┌──
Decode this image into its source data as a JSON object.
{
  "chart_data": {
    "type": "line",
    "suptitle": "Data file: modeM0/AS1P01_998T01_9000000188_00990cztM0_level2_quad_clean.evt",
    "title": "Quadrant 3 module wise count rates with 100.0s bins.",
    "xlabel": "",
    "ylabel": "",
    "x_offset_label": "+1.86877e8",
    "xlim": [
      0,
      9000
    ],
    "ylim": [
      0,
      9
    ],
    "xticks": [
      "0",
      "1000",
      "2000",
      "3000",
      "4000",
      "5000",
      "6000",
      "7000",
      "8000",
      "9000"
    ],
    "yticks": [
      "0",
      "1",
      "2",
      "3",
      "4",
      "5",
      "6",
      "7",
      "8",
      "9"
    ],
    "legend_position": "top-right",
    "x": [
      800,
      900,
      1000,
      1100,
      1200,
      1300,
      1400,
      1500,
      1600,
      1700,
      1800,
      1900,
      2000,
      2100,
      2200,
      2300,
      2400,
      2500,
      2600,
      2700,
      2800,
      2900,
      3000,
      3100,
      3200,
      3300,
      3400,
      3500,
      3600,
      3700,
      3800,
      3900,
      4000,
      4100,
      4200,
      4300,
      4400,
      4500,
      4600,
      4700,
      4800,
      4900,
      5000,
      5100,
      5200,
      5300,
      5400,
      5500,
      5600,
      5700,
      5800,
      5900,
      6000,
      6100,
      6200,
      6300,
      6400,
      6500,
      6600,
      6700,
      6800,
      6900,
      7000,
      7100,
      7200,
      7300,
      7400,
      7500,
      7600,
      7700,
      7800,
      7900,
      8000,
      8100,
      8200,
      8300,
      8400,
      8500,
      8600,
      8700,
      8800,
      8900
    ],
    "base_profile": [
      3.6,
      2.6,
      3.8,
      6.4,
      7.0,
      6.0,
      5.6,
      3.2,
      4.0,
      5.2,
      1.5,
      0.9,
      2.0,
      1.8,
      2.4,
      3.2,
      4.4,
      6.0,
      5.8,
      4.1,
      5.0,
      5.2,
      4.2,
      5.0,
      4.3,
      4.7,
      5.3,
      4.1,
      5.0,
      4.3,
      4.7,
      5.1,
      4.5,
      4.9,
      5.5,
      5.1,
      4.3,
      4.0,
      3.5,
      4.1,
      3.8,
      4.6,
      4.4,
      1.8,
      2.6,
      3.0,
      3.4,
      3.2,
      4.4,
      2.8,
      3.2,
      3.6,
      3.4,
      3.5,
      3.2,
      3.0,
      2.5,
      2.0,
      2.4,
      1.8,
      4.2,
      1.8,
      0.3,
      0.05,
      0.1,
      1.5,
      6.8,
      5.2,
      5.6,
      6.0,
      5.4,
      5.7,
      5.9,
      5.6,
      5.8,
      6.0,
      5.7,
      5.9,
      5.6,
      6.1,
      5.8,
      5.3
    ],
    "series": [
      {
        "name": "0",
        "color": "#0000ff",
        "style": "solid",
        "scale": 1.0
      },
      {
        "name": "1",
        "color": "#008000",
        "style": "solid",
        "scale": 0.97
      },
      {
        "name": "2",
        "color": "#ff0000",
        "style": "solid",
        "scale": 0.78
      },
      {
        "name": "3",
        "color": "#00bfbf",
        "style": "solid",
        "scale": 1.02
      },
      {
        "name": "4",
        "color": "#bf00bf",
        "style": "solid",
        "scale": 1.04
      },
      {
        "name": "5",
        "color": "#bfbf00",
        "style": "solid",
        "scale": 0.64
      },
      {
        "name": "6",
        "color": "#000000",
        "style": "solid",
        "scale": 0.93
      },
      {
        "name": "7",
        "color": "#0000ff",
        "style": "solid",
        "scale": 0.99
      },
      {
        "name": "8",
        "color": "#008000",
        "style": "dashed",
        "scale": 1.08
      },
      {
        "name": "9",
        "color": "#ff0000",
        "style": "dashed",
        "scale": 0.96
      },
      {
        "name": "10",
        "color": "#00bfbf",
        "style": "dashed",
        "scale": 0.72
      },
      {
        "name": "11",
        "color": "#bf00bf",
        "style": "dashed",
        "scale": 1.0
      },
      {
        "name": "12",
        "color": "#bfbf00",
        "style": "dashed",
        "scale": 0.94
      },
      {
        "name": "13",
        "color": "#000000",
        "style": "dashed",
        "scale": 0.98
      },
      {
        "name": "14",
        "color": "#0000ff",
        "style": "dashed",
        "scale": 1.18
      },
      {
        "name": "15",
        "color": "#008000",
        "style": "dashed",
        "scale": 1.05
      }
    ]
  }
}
└──
• _YOUR GOAL_: Each line of the listing should be copied exactly.

• _ANSWER TO THIS EXERCISE_:
Decode this image into its source data as a JSON object.
{
  "chart_data": {
    "type": "line",
    "suptitle": "Data file: modeM0/AS1P01_998T01_9000000188_00990cztM0_level2_quad_clean.evt",
    "title": "Quadrant 3 module wise count rates with 100.0s bins.",
    "xlabel": "",
    "ylabel": "",
    "x_offset_label": "+1.86877e8",
    "xlim": [
      0,
      9000
    ],
    "ylim": [
      0,
      9
    ],
    "xticks": [
      "0",
      "1000",
      "2000",
      "3000",
      "4000",
      "5000",
      "6000",
      "7000",
      "8000",
      "9000"
    ],
    "yticks": [
      "0",
      "1",
      "2",
      "3",
      "4",
      "5",
      "6",
      "7",
      "8",
      "9"
    ],
    "legend_position": "top-right",
    "x": [
      800,
      900,
      1000,
      1100,
      1200,
      1300,
      1400,
      1500,
      1600,
      1700,
      1800,
      1900,
      2000,
      2100,
      2200,
      2300,
      2400,
      2500,
      2600,
      2700,
      2800,
      2900,
      3000,
      3100,
      3200,
      3300,
      3400,
      3500,
      3600,
      3700,
      3800,
      3900,
      4000,
      4100,
      4200,
      4300,
      4400,
      4500,
      4600,
      4700,
      4800,
      4900,
      5000,
      5100,
      5200,
      5300,
      5400,
      5500,
      5600,
      5700,
      5800,
      5900,
      6000,
      6100,
      6200,
      6300,
      6400,
      6500,
      6600,
      6700,
      6800,
      6900,
      7000,
      7100,
      7200,
      7300,
      7400,
      7500,
      7600,
      7700,
      7800,
      7900,
      8000,
      8100,
      8200,
      8300,
      8400,
      8500,
      8600,
      8700,
      8800,
      8900
    ],
    "base_profile": [
      3.6,
      2.6,
      3.8,
      6.4,
      7.0,
      6.0,
      5.6,
      3.2,
      4.0,
      5.2,
      1.5,
      0.9,
      2.0,
      1.8,
      2.4,
      3.2,
      4.4,
      6.0,
      5.8,
      4.1,
      5.0,
      5.2,
      4.2,
      5.0,
      4.3,
      4.7,
      5.3,
      4.1,
      5.0,
      4.3,
      4.7,
      5.1,
      4.5,
      4.9,
      5.5,
      5.1,
      4.3,
      4.0,
      3.5,
      4.1,
      3.8,
      4.6,
      4.4,
      1.8,
      2.6,
      3.0,
      3.4,
      3.2,
      4.4,
      2.8,
      3.2,
      3.6,
      3.4,
      3.5,
      3.2,
      3.0,
      2.5,
      2.0,
      2.4,
      1.8,
      4.2,
      1.8,
      0.3,
      0.05,
      0.1,
      1.5,
      6.8,
      5.2,
      5.6,
      6.0,
      5.4,
      5.7,
      5.9,
      5.6,
      5.8,
      6.0,
      5.7,
      5.9,
      5.6,
      6.1,
      5.8,
      5.3
    ],
    "series": [
      {
        "name": "0",
        "color": "#0000ff",
        "style": "solid",
        "scale": 1.0
      },
      {
        "name": "1",
        "color": "#008000",
        "style": "solid",
        "scale": 0.97
      },
      {
        "name": "2",
        "color": "#ff0000",
        "style": "solid",
        "scale": 0.78
      },
      {
        "name": "3",
        "color": "#00bfbf",
        "style": "solid",
        "scale": 1.02
      },
      {
        "name": "4",
        "color": "#bf00bf",
        "style": "solid",
        "scale": 1.04
      },
      {
        "name": "5",
        "color": "#bfbf00",
        "style": "solid",
        "scale": 0.64
      },
      {
        "name": "6",
        "color": "#000000",
        "style": "solid",
        "scale": 0.93
      },
      {
        "name": "7",
        "color": "#0000ff",
        "style": "solid",
        "scale": 0.99
      },
      {
        "name": "8",
        "color": "#008000",
        "style": "dashed",
        "scale": 1.08
      },
      {
        "name": "9",
        "color": "#ff0000",
        "style": "dashed",
        "scale": 0.96
      },
      {
        "name": "10",
        "color": "#00bfbf",
        "style": "dashed",
        "scale": 0.72
      },
      {
        "name": "11",
        "color": "#bf00bf",
        "style": "dashed",
        "scale": 1.0
      },
      {
        "name": "12",
        "color": "#bfbf00",
        "style": "dashed",
        "scale": 0.94
      },
      {
        "name": "13",
        "color": "#000000",
        "style": "dashed",
        "scale": 0.98
      },
      {
        "name": "14",
        "color": "#0000ff",
        "style": "dashed",
        "scale": 1.18
      },
      {
        "name": "15",
        "color": "#008000",
        "style": "dashed",
        "scale": 1.05
      }
    ]
  }
}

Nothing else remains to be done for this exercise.